→ What is expected:
Extract, from the records beneath this instruction, each line that contains the word "data".

** Begin Raw records **

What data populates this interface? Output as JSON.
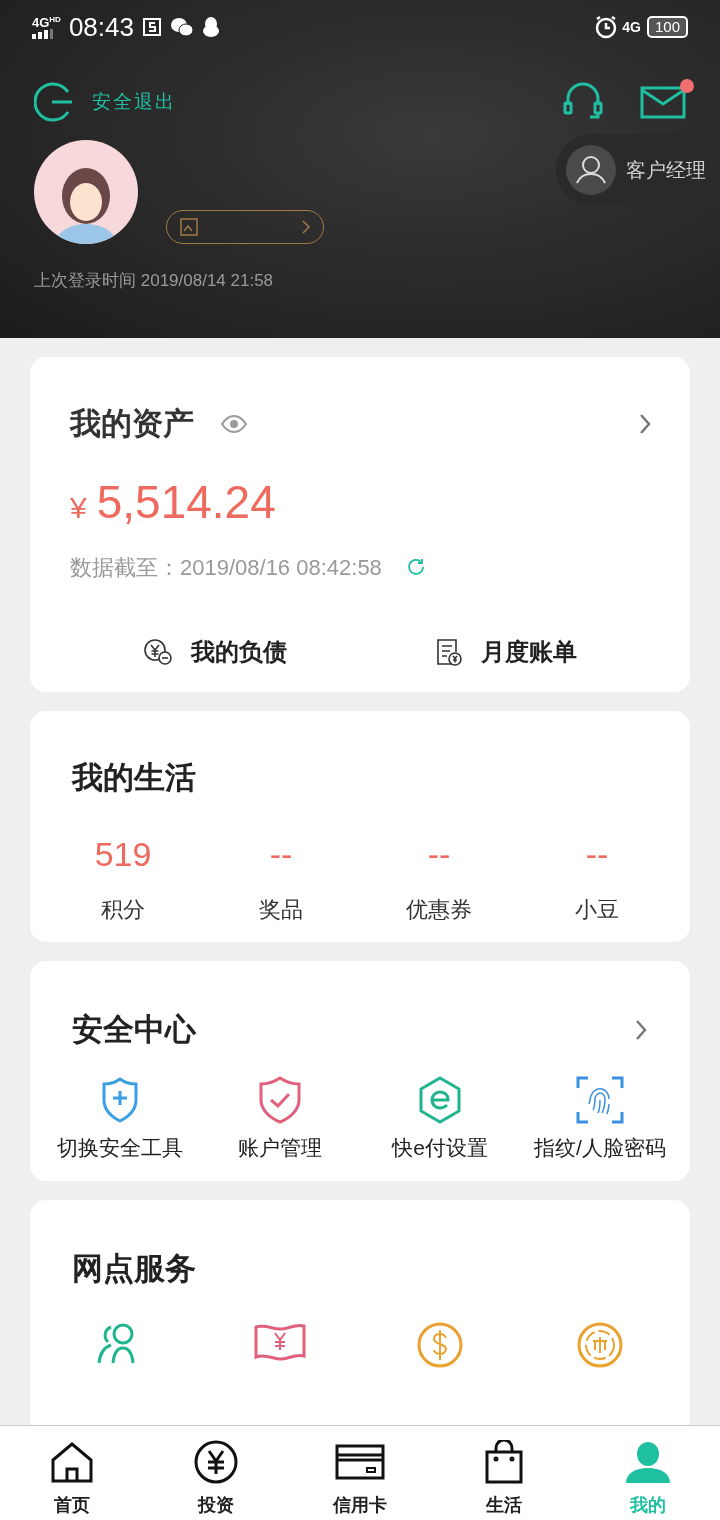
{
  "status_bar": {
    "carrier": "4G",
    "carrier_hd": "HD",
    "time": "08:43",
    "network": "4G",
    "battery": "100"
  },
  "header": {
    "logout": "安全退出",
    "mail_unread": true,
    "manager": "客户经理",
    "last_login": "上次登录时间 2019/08/14 21:58"
  },
  "assets": {
    "title": "我的资产",
    "currency": "¥",
    "amount": "5,514.24",
    "as_of": "数据截至：2019/08/16 08:42:58",
    "links": [
      {
        "label": "我的负债",
        "kind": "debt"
      },
      {
        "label": "月度账单",
        "kind": "bill"
      }
    ]
  },
  "life": {
    "title": "我的生活",
    "stats": [
      {
        "value": "519",
        "label": "积分"
      },
      {
        "value": "--",
        "label": "奖品"
      },
      {
        "value": "--",
        "label": "优惠券"
      },
      {
        "value": "--",
        "label": "小豆"
      }
    ]
  },
  "security": {
    "title": "安全中心",
    "items": [
      {
        "label": "切换安全工具",
        "kind": "shield-plus"
      },
      {
        "label": "账户管理",
        "kind": "shield-check"
      },
      {
        "label": "快e付设置",
        "kind": "hex-e"
      },
      {
        "label": "指纹/人脸密码",
        "kind": "fingerprint"
      }
    ]
  },
  "branch": {
    "title": "网点服务",
    "items": [
      {
        "kind": "people"
      },
      {
        "kind": "banknote"
      },
      {
        "kind": "dollar"
      },
      {
        "kind": "coin"
      }
    ]
  },
  "tabs": [
    {
      "label": "首页",
      "kind": "home",
      "selected": false
    },
    {
      "label": "投资",
      "kind": "yen",
      "selected": false
    },
    {
      "label": "信用卡",
      "kind": "card",
      "selected": false
    },
    {
      "label": "生活",
      "kind": "bag",
      "selected": false
    },
    {
      "label": "我的",
      "kind": "person",
      "selected": true
    }
  ]
}
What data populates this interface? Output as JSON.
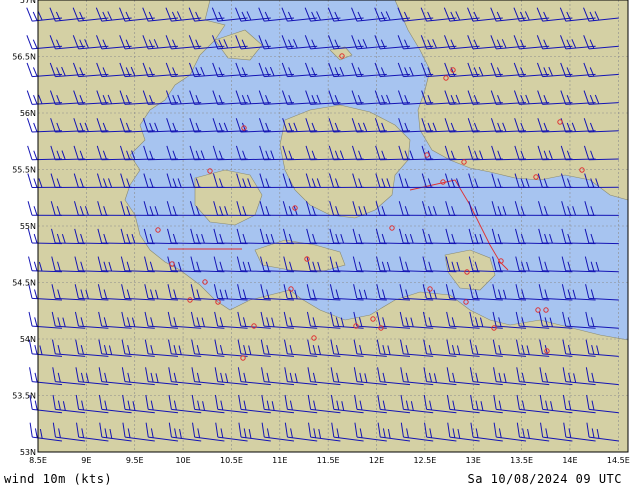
{
  "footer": {
    "left_label": "wind 10m (kts)",
    "right_label": "Sa 10/08/2024 09 UTC"
  },
  "axes": {
    "lon_ticks": [
      "8.5E",
      "9E",
      "9.5E",
      "10E",
      "10.5E",
      "11E",
      "11.5E",
      "12E",
      "12.5E",
      "13E",
      "13.5E",
      "14E",
      "14.5E"
    ],
    "lat_ticks": [
      "57N",
      "56.5N",
      "56N",
      "55.5N",
      "55N",
      "54.5N",
      "54N",
      "53.5N",
      "53N"
    ]
  },
  "colors": {
    "sea": "#a7c4f0",
    "land": "#d4d0a4",
    "barb": "#1414b4",
    "grid": "#8c8c8c",
    "border": "#e03030",
    "station": "#e03030"
  },
  "icons": {
    "wind_barb": "wind-barb-icon",
    "station": "station-circle-icon"
  }
}
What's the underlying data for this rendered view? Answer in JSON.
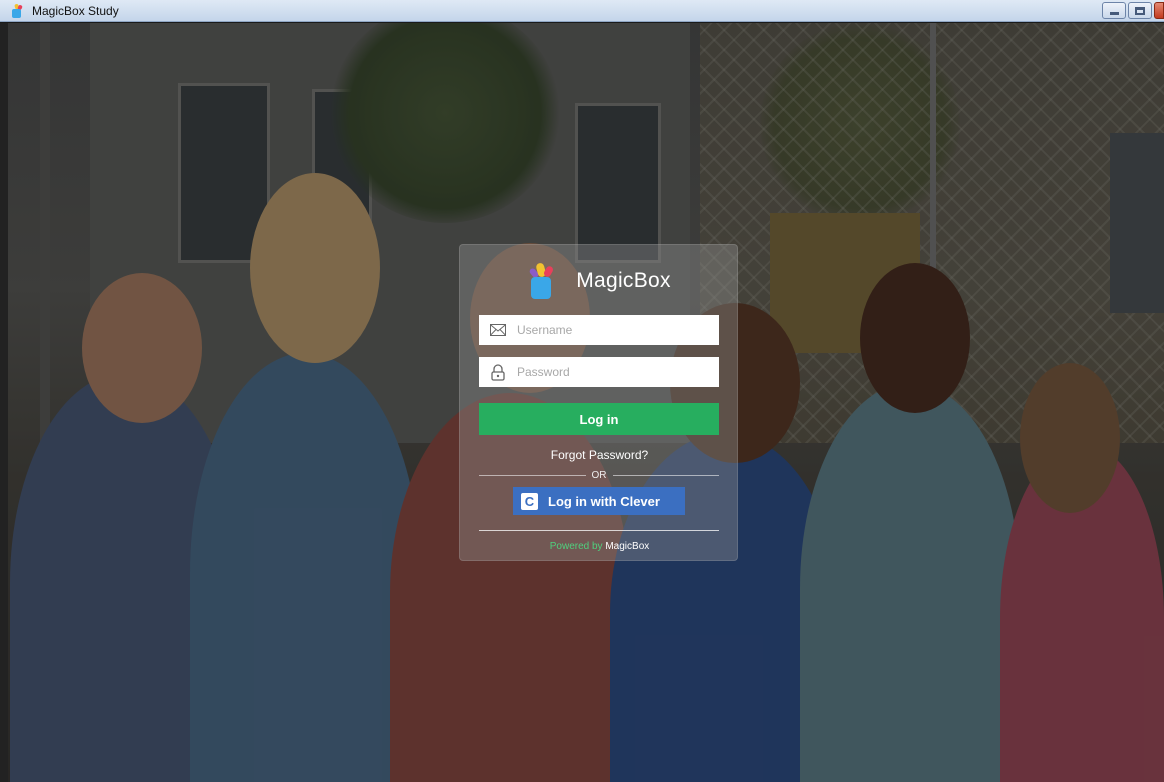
{
  "window": {
    "title": "MagicBox Study",
    "icon": "magicbox-app-icon"
  },
  "login": {
    "brand": "MagicBox",
    "username_placeholder": "Username",
    "password_placeholder": "Password",
    "username_icon": "envelope-icon",
    "password_icon": "lock-icon",
    "login_label": "Log in",
    "forgot_label": "Forgot Password?",
    "or_label": "OR",
    "clever_label": "Log in with Clever",
    "clever_icon": "clever-c-icon",
    "powered_prefix": "Powered by",
    "powered_brand": "MagicBox"
  },
  "colors": {
    "login_button": "#27ae5f",
    "clever_button": "#3b6fc1",
    "powered_by": "#4fd17e",
    "logo_blue": "#3aa7e8"
  }
}
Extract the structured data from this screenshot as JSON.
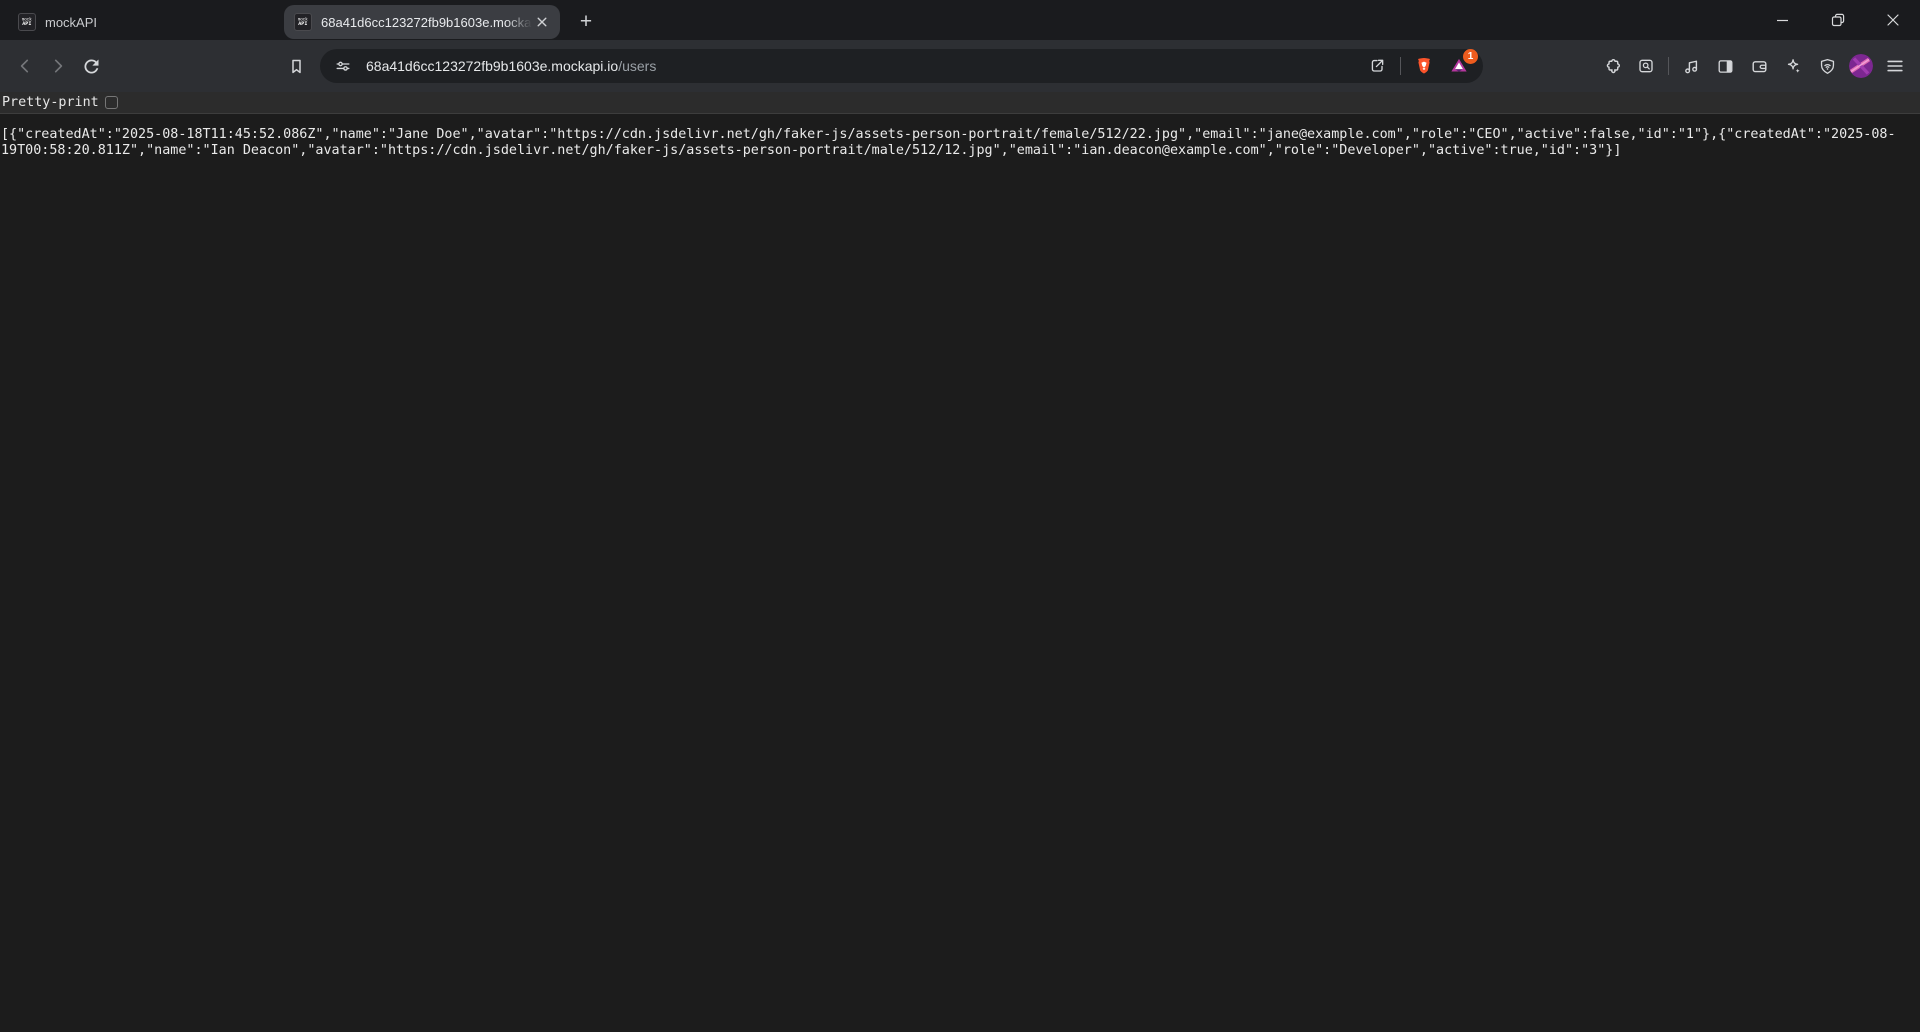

** End Raw records **

→ Finished task:
What data populates this interface? Output as JSON.
What data populates this interface? Output as JSON.
What's the underlying data for this rendered view? Answer in JSON.
Extract the structured data from this screenshot as JSON.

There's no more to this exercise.